## RECORD LIST:
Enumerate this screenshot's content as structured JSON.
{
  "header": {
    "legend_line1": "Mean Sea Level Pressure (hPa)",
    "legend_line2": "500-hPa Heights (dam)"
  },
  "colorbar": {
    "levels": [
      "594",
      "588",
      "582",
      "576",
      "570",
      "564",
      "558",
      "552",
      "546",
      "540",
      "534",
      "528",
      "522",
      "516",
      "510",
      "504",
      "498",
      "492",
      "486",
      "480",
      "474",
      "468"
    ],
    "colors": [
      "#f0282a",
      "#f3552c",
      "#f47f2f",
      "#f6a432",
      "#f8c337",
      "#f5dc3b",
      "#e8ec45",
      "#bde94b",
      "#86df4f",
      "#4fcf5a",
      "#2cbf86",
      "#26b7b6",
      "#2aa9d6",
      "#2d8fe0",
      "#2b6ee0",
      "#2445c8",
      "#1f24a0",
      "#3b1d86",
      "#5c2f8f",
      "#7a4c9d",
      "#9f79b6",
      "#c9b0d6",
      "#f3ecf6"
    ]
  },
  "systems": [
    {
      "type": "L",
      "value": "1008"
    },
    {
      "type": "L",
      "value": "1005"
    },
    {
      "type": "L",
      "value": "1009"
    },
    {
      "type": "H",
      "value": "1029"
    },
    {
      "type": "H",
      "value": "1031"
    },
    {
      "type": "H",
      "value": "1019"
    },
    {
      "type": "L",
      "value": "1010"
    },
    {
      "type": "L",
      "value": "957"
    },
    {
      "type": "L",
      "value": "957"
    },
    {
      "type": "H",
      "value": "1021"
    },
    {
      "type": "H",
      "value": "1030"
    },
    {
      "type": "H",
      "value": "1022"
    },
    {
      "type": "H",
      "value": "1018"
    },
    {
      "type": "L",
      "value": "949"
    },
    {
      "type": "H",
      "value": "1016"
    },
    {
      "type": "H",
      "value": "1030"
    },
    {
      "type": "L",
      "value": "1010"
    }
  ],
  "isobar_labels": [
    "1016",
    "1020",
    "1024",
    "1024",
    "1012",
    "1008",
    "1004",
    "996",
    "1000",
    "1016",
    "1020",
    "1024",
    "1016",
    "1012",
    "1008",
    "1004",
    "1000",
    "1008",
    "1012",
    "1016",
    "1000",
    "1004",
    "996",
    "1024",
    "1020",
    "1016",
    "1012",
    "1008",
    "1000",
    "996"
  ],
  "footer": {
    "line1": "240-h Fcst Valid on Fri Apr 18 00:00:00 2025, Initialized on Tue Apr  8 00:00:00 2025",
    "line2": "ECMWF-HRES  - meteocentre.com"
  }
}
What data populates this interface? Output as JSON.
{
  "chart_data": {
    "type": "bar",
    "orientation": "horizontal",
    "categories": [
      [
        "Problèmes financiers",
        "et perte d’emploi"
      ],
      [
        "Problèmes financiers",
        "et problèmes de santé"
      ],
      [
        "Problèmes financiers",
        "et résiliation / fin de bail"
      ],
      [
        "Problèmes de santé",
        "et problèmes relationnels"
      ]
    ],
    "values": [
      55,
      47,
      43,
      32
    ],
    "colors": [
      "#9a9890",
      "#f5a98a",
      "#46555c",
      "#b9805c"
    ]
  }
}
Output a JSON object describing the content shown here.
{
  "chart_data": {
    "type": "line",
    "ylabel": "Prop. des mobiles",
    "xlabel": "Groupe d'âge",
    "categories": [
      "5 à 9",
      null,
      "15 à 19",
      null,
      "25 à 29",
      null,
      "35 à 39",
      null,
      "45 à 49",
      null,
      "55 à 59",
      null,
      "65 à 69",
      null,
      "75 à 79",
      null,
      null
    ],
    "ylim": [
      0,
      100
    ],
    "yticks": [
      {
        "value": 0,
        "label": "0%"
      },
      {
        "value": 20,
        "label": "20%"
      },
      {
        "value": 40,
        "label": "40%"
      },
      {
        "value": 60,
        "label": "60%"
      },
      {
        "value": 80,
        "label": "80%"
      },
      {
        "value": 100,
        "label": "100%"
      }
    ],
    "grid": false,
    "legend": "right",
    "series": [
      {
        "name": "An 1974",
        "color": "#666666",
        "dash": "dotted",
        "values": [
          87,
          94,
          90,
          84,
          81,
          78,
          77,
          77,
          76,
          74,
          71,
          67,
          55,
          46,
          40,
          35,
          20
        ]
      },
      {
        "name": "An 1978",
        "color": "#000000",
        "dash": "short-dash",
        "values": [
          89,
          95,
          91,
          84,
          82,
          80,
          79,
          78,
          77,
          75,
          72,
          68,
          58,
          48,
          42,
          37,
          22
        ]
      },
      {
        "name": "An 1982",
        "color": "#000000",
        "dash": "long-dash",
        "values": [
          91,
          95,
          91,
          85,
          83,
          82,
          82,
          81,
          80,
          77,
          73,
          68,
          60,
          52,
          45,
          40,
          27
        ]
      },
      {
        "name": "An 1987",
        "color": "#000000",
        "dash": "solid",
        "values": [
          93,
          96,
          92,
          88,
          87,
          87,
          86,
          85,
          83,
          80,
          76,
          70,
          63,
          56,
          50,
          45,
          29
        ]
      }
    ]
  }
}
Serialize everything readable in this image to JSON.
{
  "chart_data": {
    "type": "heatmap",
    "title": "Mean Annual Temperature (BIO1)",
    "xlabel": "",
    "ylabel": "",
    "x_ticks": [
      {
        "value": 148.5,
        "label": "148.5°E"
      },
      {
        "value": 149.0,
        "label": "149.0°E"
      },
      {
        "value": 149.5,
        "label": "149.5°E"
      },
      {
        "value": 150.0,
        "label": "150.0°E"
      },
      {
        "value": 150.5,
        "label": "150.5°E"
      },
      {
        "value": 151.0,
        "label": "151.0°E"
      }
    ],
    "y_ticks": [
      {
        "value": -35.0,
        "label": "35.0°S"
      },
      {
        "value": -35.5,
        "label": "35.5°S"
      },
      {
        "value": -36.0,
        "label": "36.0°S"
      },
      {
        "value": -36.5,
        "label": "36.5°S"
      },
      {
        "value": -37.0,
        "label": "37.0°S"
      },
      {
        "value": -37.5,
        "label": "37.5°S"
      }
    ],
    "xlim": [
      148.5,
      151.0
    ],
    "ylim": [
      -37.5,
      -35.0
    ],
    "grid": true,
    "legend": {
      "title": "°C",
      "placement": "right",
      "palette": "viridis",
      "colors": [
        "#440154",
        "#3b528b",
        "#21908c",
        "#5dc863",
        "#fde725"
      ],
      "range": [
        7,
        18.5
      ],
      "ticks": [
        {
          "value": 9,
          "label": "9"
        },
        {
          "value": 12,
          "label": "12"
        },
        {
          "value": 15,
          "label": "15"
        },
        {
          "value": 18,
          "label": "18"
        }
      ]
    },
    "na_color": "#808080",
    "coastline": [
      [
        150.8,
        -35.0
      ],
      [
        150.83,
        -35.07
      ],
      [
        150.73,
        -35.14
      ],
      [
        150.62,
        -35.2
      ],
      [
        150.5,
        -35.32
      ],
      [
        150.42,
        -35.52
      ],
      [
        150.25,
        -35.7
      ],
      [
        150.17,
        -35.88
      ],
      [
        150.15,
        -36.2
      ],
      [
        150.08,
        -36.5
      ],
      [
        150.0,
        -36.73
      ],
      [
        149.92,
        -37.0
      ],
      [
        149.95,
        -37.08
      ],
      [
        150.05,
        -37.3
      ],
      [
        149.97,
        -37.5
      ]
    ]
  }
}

## DIRECTION:
Faithfully reproduce all of the records, character for character.

## ANSWER:
Enumerate this screenshot's content as structured JSON.
{
  "header": {
    "legend_line1": "Mean Sea Level Pressure (hPa)",
    "legend_line2": "500-hPa Heights (dam)"
  },
  "colorbar": {
    "levels": [
      "594",
      "588",
      "582",
      "576",
      "570",
      "564",
      "558",
      "552",
      "546",
      "540",
      "534",
      "528",
      "522",
      "516",
      "510",
      "504",
      "498",
      "492",
      "486",
      "480",
      "474",
      "468"
    ],
    "colors": [
      "#f0282a",
      "#f3552c",
      "#f47f2f",
      "#f6a432",
      "#f8c337",
      "#f5dc3b",
      "#e8ec45",
      "#bde94b",
      "#86df4f",
      "#4fcf5a",
      "#2cbf86",
      "#26b7b6",
      "#2aa9d6",
      "#2d8fe0",
      "#2b6ee0",
      "#2445c8",
      "#1f24a0",
      "#3b1d86",
      "#5c2f8f",
      "#7a4c9d",
      "#9f79b6",
      "#c9b0d6",
      "#f3ecf6"
    ]
  },
  "systems": [
    {
      "type": "L",
      "value": "1008"
    },
    {
      "type": "L",
      "value": "1005"
    },
    {
      "type": "L",
      "value": "1009"
    },
    {
      "type": "H",
      "value": "1029"
    },
    {
      "type": "H",
      "value": "1031"
    },
    {
      "type": "H",
      "value": "1019"
    },
    {
      "type": "L",
      "value": "1010"
    },
    {
      "type": "L",
      "value": "957"
    },
    {
      "type": "L",
      "value": "957"
    },
    {
      "type": "H",
      "value": "1021"
    },
    {
      "type": "H",
      "value": "1030"
    },
    {
      "type": "H",
      "value": "1022"
    },
    {
      "type": "H",
      "value": "1018"
    },
    {
      "type": "L",
      "value": "949"
    },
    {
      "type": "H",
      "value": "1016"
    },
    {
      "type": "H",
      "value": "1030"
    },
    {
      "type": "L",
      "value": "1010"
    }
  ],
  "isobar_labels": [
    "1016",
    "1020",
    "1024",
    "1024",
    "1012",
    "1008",
    "1004",
    "996",
    "1000",
    "1016",
    "1020",
    "1024",
    "1016",
    "1012",
    "1008",
    "1004",
    "1000",
    "1008",
    "1012",
    "1016",
    "1000",
    "1004",
    "996",
    "1024",
    "1020",
    "1016",
    "1012",
    "1008",
    "1000",
    "996"
  ],
  "footer": {
    "line1": "240-h Fcst Valid on Fri Apr 18 00:00:00 2025, Initialized on Tue Apr  8 00:00:00 2025",
    "line2": "ECMWF-HRES  - meteocentre.com"
  }
}
What data populates this interface? Output as JSON.
{
  "chart_data": {
    "type": "bar",
    "orientation": "horizontal",
    "categories": [
      [
        "Problèmes financiers",
        "et perte d’emploi"
      ],
      [
        "Problèmes financiers",
        "et problèmes de santé"
      ],
      [
        "Problèmes financiers",
        "et résiliation / fin de bail"
      ],
      [
        "Problèmes de santé",
        "et problèmes relationnels"
      ]
    ],
    "values": [
      55,
      47,
      43,
      32
    ],
    "colors": [
      "#9a9890",
      "#f5a98a",
      "#46555c",
      "#b9805c"
    ]
  }
}
Output a JSON object describing the content shown here.
{
  "chart_data": {
    "type": "line",
    "ylabel": "Prop. des mobiles",
    "xlabel": "Groupe d'âge",
    "categories": [
      "5 à 9",
      null,
      "15 à 19",
      null,
      "25 à 29",
      null,
      "35 à 39",
      null,
      "45 à 49",
      null,
      "55 à 59",
      null,
      "65 à 69",
      null,
      "75 à 79",
      null,
      null
    ],
    "ylim": [
      0,
      100
    ],
    "yticks": [
      {
        "value": 0,
        "label": "0%"
      },
      {
        "value": 20,
        "label": "20%"
      },
      {
        "value": 40,
        "label": "40%"
      },
      {
        "value": 60,
        "label": "60%"
      },
      {
        "value": 80,
        "label": "80%"
      },
      {
        "value": 100,
        "label": "100%"
      }
    ],
    "grid": false,
    "legend": "right",
    "series": [
      {
        "name": "An 1974",
        "color": "#666666",
        "dash": "dotted",
        "values": [
          87,
          94,
          90,
          84,
          81,
          78,
          77,
          77,
          76,
          74,
          71,
          67,
          55,
          46,
          40,
          35,
          20
        ]
      },
      {
        "name": "An 1978",
        "color": "#000000",
        "dash": "short-dash",
        "values": [
          89,
          95,
          91,
          84,
          82,
          80,
          79,
          78,
          77,
          75,
          72,
          68,
          58,
          48,
          42,
          37,
          22
        ]
      },
      {
        "name": "An 1982",
        "color": "#000000",
        "dash": "long-dash",
        "values": [
          91,
          95,
          91,
          85,
          83,
          82,
          82,
          81,
          80,
          77,
          73,
          68,
          60,
          52,
          45,
          40,
          27
        ]
      },
      {
        "name": "An 1987",
        "color": "#000000",
        "dash": "solid",
        "values": [
          93,
          96,
          92,
          88,
          87,
          87,
          86,
          85,
          83,
          80,
          76,
          70,
          63,
          56,
          50,
          45,
          29
        ]
      }
    ]
  }
}
Serialize everything readable in this image to JSON.
{
  "chart_data": {
    "type": "heatmap",
    "title": "Mean Annual Temperature (BIO1)",
    "xlabel": "",
    "ylabel": "",
    "x_ticks": [
      {
        "value": 148.5,
        "label": "148.5°E"
      },
      {
        "value": 149.0,
        "label": "149.0°E"
      },
      {
        "value": 149.5,
        "label": "149.5°E"
      },
      {
        "value": 150.0,
        "label": "150.0°E"
      },
      {
        "value": 150.5,
        "label": "150.5°E"
      },
      {
        "value": 151.0,
        "label": "151.0°E"
      }
    ],
    "y_ticks": [
      {
        "value": -35.0,
        "label": "35.0°S"
      },
      {
        "value": -35.5,
        "label": "35.5°S"
      },
      {
        "value": -36.0,
        "label": "36.0°S"
      },
      {
        "value": -36.5,
        "label": "36.5°S"
      },
      {
        "value": -37.0,
        "label": "37.0°S"
      },
      {
        "value": -37.5,
        "label": "37.5°S"
      }
    ],
    "xlim": [
      148.5,
      151.0
    ],
    "ylim": [
      -37.5,
      -35.0
    ],
    "grid": true,
    "legend": {
      "title": "°C",
      "placement": "right",
      "palette": "viridis",
      "colors": [
        "#440154",
        "#3b528b",
        "#21908c",
        "#5dc863",
        "#fde725"
      ],
      "range": [
        7,
        18.5
      ],
      "ticks": [
        {
          "value": 9,
          "label": "9"
        },
        {
          "value": 12,
          "label": "12"
        },
        {
          "value": 15,
          "label": "15"
        },
        {
          "value": 18,
          "label": "18"
        }
      ]
    },
    "na_color": "#808080",
    "coastline": [
      [
        150.8,
        -35.0
      ],
      [
        150.83,
        -35.07
      ],
      [
        150.73,
        -35.14
      ],
      [
        150.62,
        -35.2
      ],
      [
        150.5,
        -35.32
      ],
      [
        150.42,
        -35.52
      ],
      [
        150.25,
        -35.7
      ],
      [
        150.17,
        -35.88
      ],
      [
        150.15,
        -36.2
      ],
      [
        150.08,
        -36.5
      ],
      [
        150.0,
        -36.73
      ],
      [
        149.92,
        -37.0
      ],
      [
        149.95,
        -37.08
      ],
      [
        150.05,
        -37.3
      ],
      [
        149.97,
        -37.5
      ]
    ]
  }
}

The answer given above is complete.